* Start SUPPLIED DATA *
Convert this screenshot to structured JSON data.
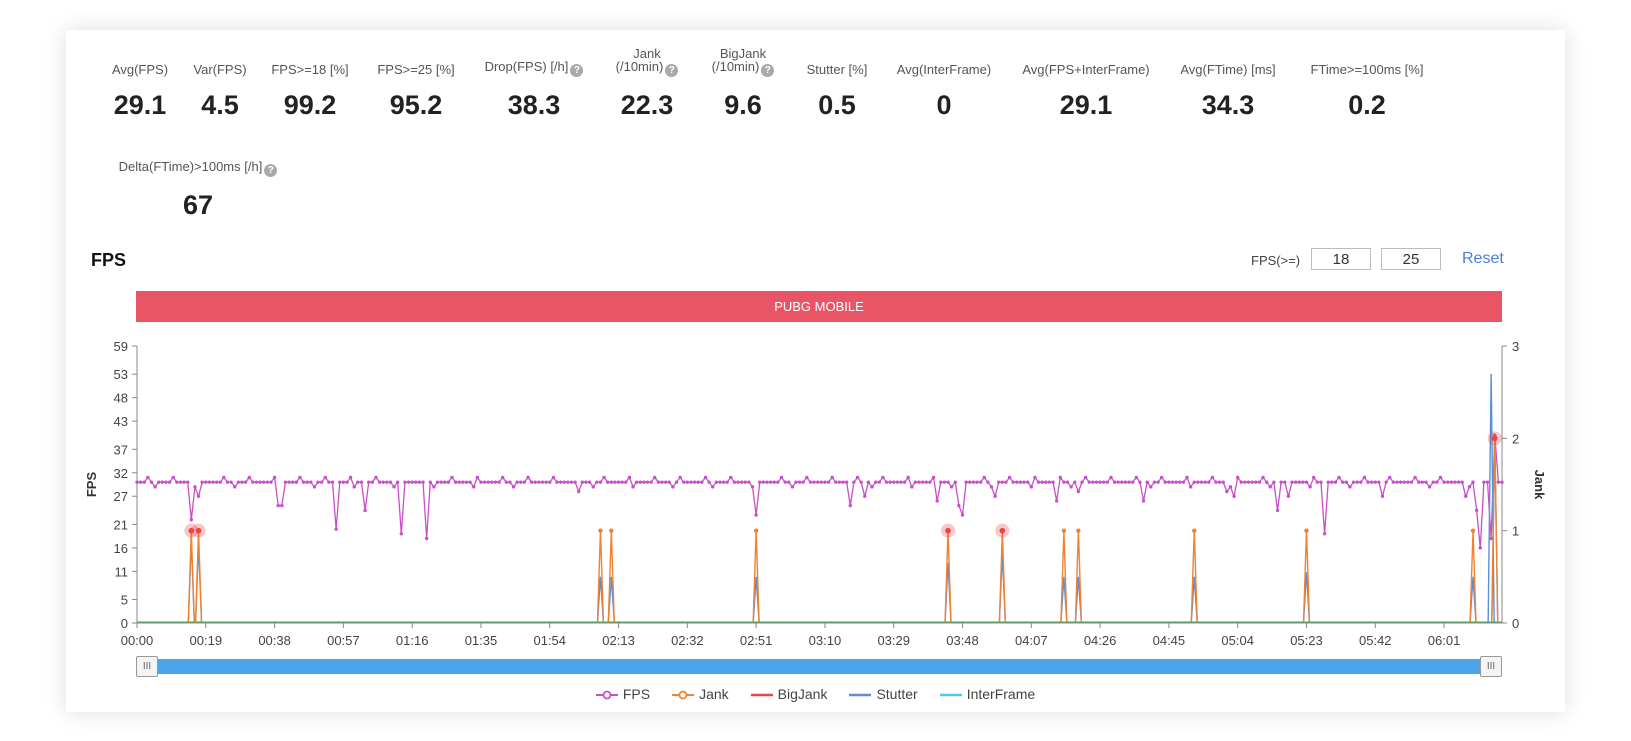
{
  "stats": [
    {
      "label": "Avg(FPS)",
      "value": "29.1",
      "help": false
    },
    {
      "label": "Var(FPS)",
      "value": "4.5",
      "help": false
    },
    {
      "label": "FPS>=18 [%]",
      "value": "99.2",
      "help": false
    },
    {
      "label": "FPS>=25 [%]",
      "value": "95.2",
      "help": false
    },
    {
      "label": "Drop(FPS) [/h]",
      "value": "38.3",
      "help": true
    },
    {
      "label_line1": "Jank",
      "label": "(/10min)",
      "value": "22.3",
      "help": true
    },
    {
      "label_line1": "BigJank",
      "label": "(/10min)",
      "value": "9.6",
      "help": true
    },
    {
      "label": "Stutter [%]",
      "value": "0.5",
      "help": false
    },
    {
      "label": "Avg(InterFrame)",
      "value": "0",
      "help": false
    },
    {
      "label": "Avg(FPS+InterFrame)",
      "value": "29.1",
      "help": false
    },
    {
      "label": "Avg(FTime) [ms]",
      "value": "34.3",
      "help": false
    },
    {
      "label": "FTime>=100ms [%]",
      "value": "0.2",
      "help": false
    },
    {
      "label": "Delta(FTime)>100ms [/h]",
      "value": "67",
      "help": true
    }
  ],
  "help_glyph": "?",
  "section_title": "FPS",
  "threshold": {
    "label": "FPS(>=)",
    "low": "18",
    "high": "25",
    "reset_label": "Reset"
  },
  "app_name": "PUBG MOBILE",
  "slider": {
    "handle_glyph": "III"
  },
  "chart_data": {
    "type": "line",
    "x_ticks": [
      "00:00",
      "00:19",
      "00:38",
      "00:57",
      "01:16",
      "01:35",
      "01:54",
      "02:13",
      "02:32",
      "02:51",
      "03:10",
      "03:29",
      "03:48",
      "04:07",
      "04:26",
      "04:45",
      "05:04",
      "05:23",
      "05:42",
      "06:01"
    ],
    "y_left": {
      "label": "FPS",
      "ticks": [
        "0",
        "5",
        "11",
        "16",
        "21",
        "27",
        "32",
        "37",
        "43",
        "48",
        "53",
        "59"
      ],
      "range": [
        0,
        59
      ]
    },
    "y_right": {
      "label": "Jank",
      "ticks": [
        "0",
        "1",
        "2",
        "3"
      ],
      "range": [
        0,
        3
      ]
    },
    "x_range_seconds": [
      0,
      377
    ],
    "fps_baseline": 30,
    "fps_dips": [
      [
        15,
        22
      ],
      [
        17,
        27
      ],
      [
        39,
        25
      ],
      [
        40,
        25
      ],
      [
        55,
        20
      ],
      [
        63,
        24
      ],
      [
        73,
        19
      ],
      [
        80,
        18
      ],
      [
        122,
        28
      ],
      [
        171,
        23
      ],
      [
        197,
        25
      ],
      [
        201,
        27
      ],
      [
        221,
        26
      ],
      [
        227,
        25
      ],
      [
        228,
        23
      ],
      [
        237,
        27
      ],
      [
        254,
        26
      ],
      [
        260,
        28
      ],
      [
        278,
        26
      ],
      [
        301,
        28
      ],
      [
        303,
        27
      ],
      [
        315,
        24
      ],
      [
        318,
        27
      ],
      [
        320,
        30
      ],
      [
        328,
        19
      ],
      [
        344,
        27
      ],
      [
        359,
        30
      ],
      [
        367,
        27
      ],
      [
        370,
        24
      ],
      [
        371,
        16
      ],
      [
        374,
        18
      ],
      [
        375,
        40
      ],
      [
        376,
        30
      ]
    ],
    "series": [
      {
        "name": "FPS",
        "color": "#c94fc9"
      },
      {
        "name": "Jank",
        "color": "#f08232",
        "points": [
          [
            15,
            1
          ],
          [
            17,
            1
          ],
          [
            128,
            1
          ],
          [
            131,
            1
          ],
          [
            171,
            1
          ],
          [
            224,
            1
          ],
          [
            239,
            1
          ],
          [
            256,
            1
          ],
          [
            260,
            1
          ],
          [
            292,
            1
          ],
          [
            323,
            1
          ],
          [
            369,
            1
          ],
          [
            375,
            2
          ]
        ]
      },
      {
        "name": "BigJank",
        "color": "#e84545",
        "points": [
          [
            15,
            1
          ],
          [
            17,
            1
          ],
          [
            224,
            1
          ],
          [
            239,
            1
          ],
          [
            375,
            2
          ]
        ]
      },
      {
        "name": "Stutter",
        "color": "#5b8fd6",
        "points": [
          [
            15,
            0.9
          ],
          [
            17,
            0.85
          ],
          [
            128,
            0.5
          ],
          [
            131,
            0.5
          ],
          [
            171,
            0.5
          ],
          [
            224,
            0.65
          ],
          [
            239,
            0.75
          ],
          [
            256,
            0.5
          ],
          [
            260,
            0.5
          ],
          [
            292,
            0.5
          ],
          [
            323,
            0.55
          ],
          [
            369,
            0.5
          ],
          [
            374,
            2.7
          ],
          [
            375,
            2.0
          ]
        ]
      },
      {
        "name": "InterFrame",
        "color": "#4dc8e8",
        "points": []
      }
    ],
    "grid": false,
    "legend_position": "bottom"
  },
  "legend": [
    {
      "name": "FPS",
      "color": "#c94fc9",
      "marker": "circle"
    },
    {
      "name": "Jank",
      "color": "#f08232",
      "marker": "circle"
    },
    {
      "name": "BigJank",
      "color": "#e84545",
      "marker": "line"
    },
    {
      "name": "Stutter",
      "color": "#5b8fd6",
      "marker": "line"
    },
    {
      "name": "InterFrame",
      "color": "#4dc8e8",
      "marker": "line"
    }
  ]
}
* End SUPPLIED DATA *
EXERCISE: Pull every line holding "color" out of the records.

TASK RESULT:
        "color": "#c94fc9"
        "color": "#f08232",
        "color": "#e84545",
        "color": "#5b8fd6",
        "color": "#4dc8e8",
      "color": "#c94fc9",
      "color": "#f08232",
      "color": "#e84545",
      "color": "#5b8fd6",
      "color": "#4dc8e8",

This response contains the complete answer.